TASK DETAILS:
Count how many lines contain the word "JSON". Please give only the number.

Records that describe figures

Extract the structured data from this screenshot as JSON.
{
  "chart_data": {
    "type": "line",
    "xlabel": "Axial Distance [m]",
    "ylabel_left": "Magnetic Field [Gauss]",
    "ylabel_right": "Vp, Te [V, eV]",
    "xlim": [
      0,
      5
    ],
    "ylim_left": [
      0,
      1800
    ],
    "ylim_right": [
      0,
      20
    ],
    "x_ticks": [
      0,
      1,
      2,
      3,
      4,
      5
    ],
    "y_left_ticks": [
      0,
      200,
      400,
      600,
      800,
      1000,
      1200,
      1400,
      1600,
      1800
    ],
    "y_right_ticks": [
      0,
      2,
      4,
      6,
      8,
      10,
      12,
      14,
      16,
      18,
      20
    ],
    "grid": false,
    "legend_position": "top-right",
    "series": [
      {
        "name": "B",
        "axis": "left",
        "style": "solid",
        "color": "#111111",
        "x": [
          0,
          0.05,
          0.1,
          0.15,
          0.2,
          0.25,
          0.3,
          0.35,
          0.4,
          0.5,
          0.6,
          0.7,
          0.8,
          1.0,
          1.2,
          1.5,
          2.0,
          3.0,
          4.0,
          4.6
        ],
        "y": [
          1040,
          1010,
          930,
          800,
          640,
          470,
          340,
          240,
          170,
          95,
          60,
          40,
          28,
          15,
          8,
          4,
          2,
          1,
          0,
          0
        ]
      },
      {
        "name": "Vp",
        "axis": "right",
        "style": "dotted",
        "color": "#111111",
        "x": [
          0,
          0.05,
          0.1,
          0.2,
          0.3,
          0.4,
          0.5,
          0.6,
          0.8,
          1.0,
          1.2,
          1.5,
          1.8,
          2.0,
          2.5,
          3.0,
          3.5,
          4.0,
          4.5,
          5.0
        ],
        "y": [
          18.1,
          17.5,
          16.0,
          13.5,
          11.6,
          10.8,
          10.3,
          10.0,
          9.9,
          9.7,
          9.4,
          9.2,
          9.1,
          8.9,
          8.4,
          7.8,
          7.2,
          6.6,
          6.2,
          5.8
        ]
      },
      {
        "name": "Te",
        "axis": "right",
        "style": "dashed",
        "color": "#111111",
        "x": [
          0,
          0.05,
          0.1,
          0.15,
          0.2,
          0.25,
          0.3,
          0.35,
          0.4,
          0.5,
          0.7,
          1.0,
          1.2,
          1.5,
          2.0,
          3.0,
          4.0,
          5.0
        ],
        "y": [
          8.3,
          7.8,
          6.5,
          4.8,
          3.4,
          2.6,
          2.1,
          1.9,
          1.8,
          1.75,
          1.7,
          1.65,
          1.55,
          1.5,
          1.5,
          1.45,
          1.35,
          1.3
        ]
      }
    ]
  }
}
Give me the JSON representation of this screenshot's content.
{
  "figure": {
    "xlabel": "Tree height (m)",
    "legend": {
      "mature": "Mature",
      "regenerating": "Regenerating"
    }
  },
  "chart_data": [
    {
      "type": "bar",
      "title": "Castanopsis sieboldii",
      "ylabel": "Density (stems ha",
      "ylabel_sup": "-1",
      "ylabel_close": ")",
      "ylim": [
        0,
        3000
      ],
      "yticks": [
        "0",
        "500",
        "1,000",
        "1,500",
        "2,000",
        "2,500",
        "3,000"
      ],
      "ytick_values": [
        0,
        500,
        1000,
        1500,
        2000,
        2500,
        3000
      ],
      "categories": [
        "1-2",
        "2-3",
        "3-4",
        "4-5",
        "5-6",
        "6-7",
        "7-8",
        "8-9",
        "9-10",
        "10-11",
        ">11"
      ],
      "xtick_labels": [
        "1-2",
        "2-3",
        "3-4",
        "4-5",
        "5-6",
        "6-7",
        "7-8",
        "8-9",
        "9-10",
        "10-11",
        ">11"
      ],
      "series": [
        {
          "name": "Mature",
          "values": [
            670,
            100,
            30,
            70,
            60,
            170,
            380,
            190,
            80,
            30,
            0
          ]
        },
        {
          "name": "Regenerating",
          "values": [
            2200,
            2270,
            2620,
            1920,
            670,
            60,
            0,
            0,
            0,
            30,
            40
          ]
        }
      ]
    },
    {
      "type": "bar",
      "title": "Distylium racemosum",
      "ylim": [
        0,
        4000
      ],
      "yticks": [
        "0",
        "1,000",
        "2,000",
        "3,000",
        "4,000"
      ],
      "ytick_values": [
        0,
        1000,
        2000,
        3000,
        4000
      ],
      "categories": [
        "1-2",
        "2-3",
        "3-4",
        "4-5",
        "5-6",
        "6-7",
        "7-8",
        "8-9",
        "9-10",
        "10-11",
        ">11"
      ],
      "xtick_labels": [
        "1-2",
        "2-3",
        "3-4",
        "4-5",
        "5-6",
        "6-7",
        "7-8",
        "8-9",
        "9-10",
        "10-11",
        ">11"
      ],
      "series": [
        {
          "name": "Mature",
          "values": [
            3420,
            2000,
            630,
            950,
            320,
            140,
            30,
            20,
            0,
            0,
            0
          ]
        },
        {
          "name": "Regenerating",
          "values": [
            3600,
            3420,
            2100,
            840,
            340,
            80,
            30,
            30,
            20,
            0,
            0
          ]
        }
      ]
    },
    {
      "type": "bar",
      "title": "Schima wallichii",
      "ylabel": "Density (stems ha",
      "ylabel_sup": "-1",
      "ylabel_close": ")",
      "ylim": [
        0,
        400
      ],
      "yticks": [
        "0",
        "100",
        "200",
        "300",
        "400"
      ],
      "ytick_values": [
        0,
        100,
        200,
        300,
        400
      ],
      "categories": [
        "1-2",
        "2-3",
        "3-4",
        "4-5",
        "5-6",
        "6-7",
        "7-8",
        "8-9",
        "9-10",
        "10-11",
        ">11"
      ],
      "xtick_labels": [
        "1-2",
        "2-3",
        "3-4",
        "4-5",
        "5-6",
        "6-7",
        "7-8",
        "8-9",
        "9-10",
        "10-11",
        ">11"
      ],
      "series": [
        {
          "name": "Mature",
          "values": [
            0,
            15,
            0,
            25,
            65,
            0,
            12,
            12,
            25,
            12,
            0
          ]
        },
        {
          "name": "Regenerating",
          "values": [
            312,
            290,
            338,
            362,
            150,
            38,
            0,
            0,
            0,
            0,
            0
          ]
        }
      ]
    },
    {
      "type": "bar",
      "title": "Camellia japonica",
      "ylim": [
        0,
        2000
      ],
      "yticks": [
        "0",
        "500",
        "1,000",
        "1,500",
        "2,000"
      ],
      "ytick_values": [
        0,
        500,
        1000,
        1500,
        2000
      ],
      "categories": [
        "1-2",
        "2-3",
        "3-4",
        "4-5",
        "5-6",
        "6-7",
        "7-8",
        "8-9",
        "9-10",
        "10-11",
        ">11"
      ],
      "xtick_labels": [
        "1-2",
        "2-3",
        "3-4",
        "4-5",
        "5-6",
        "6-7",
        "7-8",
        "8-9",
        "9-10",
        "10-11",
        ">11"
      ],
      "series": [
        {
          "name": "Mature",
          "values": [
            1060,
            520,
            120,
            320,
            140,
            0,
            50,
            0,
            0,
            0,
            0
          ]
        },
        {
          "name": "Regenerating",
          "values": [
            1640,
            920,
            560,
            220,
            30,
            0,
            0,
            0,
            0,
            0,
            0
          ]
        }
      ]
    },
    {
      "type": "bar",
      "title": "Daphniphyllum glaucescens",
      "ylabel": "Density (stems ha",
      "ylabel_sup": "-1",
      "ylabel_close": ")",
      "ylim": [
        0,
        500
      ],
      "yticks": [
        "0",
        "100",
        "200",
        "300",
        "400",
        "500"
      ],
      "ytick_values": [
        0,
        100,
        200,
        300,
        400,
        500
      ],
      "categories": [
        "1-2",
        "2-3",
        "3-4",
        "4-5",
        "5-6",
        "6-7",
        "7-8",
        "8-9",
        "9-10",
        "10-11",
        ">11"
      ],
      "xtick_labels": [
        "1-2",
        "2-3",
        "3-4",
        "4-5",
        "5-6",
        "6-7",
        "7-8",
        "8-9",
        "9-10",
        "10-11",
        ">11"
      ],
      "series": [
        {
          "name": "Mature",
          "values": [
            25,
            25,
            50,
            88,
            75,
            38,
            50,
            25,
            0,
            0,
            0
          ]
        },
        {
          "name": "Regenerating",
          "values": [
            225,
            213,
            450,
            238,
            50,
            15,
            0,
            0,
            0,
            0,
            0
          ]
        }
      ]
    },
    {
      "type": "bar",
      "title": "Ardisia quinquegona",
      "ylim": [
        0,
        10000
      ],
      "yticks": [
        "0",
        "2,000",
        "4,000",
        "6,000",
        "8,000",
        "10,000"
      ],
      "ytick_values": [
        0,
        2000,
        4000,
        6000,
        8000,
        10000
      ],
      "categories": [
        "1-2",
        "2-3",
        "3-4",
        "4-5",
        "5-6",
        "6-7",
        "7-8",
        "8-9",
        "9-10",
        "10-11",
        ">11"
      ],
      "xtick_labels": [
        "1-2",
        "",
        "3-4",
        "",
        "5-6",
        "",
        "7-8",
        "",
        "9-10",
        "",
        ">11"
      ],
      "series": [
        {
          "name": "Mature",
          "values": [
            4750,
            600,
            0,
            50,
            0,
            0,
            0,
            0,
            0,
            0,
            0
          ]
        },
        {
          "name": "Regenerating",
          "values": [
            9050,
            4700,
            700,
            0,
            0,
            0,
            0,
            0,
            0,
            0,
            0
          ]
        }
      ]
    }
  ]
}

RIGHT ANSWER:
2